State the number of lines in the material below that have "Opened" in them, without any other text.

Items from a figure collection
────────────────────
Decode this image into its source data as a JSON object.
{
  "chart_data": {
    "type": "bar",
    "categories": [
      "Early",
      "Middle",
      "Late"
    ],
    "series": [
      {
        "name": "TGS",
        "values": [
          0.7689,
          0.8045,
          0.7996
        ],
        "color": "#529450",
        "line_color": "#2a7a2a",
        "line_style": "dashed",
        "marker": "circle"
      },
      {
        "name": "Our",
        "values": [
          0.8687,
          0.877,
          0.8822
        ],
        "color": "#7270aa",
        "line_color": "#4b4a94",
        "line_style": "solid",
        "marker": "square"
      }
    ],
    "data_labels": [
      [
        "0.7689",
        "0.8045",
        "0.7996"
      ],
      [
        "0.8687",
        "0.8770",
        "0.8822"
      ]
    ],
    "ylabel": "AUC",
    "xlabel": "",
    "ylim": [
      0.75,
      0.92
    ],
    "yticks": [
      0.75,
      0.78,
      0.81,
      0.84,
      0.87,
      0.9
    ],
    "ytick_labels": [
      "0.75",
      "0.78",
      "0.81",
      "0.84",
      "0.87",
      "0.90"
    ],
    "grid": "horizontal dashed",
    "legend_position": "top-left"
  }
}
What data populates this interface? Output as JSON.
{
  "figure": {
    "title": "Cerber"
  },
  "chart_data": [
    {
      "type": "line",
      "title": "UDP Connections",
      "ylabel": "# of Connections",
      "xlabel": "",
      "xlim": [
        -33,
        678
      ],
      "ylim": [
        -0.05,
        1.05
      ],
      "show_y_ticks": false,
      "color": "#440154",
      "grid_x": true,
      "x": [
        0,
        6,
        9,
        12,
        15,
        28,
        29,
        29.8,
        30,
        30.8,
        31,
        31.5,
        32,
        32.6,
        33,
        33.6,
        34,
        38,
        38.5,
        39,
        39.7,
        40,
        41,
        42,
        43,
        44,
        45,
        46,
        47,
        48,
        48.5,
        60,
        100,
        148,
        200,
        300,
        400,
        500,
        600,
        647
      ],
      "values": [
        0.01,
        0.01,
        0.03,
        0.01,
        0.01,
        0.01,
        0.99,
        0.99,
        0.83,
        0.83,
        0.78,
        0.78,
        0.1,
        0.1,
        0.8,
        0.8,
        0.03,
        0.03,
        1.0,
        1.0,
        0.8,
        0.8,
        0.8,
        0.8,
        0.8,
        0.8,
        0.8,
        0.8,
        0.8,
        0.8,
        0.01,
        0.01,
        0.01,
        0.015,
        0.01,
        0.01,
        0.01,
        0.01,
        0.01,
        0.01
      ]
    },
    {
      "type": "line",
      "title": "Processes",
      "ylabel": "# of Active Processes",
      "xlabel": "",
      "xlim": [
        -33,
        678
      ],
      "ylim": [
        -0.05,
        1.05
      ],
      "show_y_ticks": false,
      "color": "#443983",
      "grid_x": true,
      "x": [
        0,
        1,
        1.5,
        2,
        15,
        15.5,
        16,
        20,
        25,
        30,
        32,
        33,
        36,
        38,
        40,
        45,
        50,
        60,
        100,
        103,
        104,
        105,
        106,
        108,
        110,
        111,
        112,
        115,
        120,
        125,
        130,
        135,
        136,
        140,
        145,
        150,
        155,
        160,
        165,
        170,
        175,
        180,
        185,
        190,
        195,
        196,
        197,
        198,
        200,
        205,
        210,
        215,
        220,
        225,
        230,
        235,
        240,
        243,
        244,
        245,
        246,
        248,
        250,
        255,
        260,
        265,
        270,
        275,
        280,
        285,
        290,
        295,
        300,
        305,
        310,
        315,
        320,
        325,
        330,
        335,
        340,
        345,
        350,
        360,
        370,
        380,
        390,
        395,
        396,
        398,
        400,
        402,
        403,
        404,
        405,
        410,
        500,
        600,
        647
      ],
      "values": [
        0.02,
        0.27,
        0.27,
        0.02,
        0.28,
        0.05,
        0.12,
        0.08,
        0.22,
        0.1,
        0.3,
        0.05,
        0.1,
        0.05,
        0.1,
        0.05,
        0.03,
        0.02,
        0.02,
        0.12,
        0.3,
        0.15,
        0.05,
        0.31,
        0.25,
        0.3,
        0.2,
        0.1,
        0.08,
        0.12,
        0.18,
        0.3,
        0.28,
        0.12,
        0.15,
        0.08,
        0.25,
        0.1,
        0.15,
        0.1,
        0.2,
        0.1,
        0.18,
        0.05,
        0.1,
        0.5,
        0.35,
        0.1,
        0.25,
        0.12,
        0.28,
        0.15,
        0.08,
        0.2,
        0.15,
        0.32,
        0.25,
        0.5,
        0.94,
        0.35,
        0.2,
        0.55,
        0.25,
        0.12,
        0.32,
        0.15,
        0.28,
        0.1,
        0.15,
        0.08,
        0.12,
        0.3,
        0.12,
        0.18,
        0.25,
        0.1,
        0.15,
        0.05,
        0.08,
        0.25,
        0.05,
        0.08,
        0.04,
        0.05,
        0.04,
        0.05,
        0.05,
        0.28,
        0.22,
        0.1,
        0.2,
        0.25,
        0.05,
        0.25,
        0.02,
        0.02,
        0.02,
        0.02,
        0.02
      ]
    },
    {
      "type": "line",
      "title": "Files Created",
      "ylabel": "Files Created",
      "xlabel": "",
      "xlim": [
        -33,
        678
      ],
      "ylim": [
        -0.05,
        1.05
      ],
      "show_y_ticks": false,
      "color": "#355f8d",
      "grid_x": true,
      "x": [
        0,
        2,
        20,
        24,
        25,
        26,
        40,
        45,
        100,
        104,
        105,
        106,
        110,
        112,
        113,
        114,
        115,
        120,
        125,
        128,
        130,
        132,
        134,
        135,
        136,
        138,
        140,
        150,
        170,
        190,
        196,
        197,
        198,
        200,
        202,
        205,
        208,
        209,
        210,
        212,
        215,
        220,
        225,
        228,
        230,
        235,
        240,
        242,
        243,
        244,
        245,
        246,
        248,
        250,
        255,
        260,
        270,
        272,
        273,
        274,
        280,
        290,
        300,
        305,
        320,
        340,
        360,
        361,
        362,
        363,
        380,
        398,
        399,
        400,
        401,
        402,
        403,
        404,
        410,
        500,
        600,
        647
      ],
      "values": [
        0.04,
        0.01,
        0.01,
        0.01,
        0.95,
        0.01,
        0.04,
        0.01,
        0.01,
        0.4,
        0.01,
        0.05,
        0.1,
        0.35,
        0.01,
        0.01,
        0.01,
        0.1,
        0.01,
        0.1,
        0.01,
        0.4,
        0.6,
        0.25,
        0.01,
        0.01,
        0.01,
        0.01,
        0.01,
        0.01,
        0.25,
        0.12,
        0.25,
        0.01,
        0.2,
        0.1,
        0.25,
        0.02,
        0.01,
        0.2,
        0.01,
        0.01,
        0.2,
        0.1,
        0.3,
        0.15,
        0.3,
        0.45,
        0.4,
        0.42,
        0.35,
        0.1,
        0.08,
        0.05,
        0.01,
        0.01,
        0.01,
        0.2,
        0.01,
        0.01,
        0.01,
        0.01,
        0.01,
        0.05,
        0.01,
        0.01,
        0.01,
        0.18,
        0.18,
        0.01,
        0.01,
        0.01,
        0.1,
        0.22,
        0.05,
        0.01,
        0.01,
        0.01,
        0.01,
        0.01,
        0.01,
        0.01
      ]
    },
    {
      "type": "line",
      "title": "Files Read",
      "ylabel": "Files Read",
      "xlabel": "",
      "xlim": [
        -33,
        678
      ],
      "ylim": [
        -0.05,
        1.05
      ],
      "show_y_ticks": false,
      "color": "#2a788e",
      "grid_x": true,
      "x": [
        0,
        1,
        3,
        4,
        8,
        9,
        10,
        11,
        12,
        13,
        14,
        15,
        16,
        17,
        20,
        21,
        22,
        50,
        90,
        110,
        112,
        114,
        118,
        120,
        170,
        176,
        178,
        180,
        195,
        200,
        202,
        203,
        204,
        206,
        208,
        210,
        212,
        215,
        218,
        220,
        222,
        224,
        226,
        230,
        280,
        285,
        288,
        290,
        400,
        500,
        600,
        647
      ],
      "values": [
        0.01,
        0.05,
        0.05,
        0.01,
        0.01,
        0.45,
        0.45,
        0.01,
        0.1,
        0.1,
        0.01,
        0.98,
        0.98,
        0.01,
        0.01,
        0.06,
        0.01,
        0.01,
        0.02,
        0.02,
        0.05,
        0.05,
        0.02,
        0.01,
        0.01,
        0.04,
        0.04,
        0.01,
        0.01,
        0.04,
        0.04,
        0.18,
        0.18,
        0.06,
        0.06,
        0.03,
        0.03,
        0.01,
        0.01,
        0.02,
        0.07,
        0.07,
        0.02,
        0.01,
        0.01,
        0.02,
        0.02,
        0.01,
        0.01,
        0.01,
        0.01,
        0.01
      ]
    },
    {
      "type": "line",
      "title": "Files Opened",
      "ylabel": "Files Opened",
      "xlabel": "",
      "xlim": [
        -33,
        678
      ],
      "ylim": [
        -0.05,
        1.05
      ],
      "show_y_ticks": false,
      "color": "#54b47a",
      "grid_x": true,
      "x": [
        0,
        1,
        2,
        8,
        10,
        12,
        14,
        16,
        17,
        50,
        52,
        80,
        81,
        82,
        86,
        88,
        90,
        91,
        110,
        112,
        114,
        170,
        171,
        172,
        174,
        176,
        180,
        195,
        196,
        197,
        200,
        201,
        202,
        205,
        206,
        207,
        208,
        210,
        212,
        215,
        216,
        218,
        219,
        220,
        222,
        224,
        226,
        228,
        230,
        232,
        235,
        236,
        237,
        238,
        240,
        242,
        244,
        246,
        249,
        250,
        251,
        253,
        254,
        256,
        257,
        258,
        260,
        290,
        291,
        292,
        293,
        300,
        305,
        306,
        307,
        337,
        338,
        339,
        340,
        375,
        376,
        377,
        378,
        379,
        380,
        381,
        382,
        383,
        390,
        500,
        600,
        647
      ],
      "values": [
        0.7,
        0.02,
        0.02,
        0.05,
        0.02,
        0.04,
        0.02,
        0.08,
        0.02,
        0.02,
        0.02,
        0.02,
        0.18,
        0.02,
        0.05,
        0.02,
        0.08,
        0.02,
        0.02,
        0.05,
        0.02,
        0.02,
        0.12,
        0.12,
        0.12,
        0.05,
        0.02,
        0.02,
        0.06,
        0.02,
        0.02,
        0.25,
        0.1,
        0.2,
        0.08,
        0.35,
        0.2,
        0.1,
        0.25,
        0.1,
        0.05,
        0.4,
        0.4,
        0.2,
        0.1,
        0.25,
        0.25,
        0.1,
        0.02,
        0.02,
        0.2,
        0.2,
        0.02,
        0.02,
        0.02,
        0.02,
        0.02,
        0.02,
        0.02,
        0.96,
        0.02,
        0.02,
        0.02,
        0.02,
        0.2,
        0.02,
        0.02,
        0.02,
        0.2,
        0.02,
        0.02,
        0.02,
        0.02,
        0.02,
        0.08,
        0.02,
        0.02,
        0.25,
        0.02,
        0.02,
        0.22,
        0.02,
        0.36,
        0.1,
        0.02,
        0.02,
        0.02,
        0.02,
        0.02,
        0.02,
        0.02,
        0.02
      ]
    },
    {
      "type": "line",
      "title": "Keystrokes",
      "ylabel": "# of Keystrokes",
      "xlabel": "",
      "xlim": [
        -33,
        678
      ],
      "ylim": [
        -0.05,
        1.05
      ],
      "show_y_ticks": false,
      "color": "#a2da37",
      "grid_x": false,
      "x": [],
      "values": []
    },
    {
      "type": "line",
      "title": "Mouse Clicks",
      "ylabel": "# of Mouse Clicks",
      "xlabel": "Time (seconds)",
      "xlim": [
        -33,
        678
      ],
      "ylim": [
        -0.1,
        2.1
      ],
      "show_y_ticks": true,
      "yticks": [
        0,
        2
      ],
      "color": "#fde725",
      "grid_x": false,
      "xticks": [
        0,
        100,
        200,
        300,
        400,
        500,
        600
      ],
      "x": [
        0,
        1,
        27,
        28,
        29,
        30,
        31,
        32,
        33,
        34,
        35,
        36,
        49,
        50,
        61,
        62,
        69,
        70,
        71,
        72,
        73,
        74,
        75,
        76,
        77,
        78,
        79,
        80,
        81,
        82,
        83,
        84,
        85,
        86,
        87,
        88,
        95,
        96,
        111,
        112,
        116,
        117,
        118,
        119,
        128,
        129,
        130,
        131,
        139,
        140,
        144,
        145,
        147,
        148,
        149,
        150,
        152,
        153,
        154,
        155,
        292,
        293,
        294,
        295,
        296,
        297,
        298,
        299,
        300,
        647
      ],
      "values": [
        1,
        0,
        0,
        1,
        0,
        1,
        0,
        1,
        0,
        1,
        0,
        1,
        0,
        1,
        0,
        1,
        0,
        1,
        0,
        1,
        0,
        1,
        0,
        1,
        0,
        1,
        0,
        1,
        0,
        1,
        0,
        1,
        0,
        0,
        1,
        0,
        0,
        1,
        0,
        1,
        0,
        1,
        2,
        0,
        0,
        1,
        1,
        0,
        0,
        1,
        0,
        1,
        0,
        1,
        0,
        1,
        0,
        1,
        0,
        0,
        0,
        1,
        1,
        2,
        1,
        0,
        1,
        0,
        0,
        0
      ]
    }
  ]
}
────────────────────
*Problem solution*: 2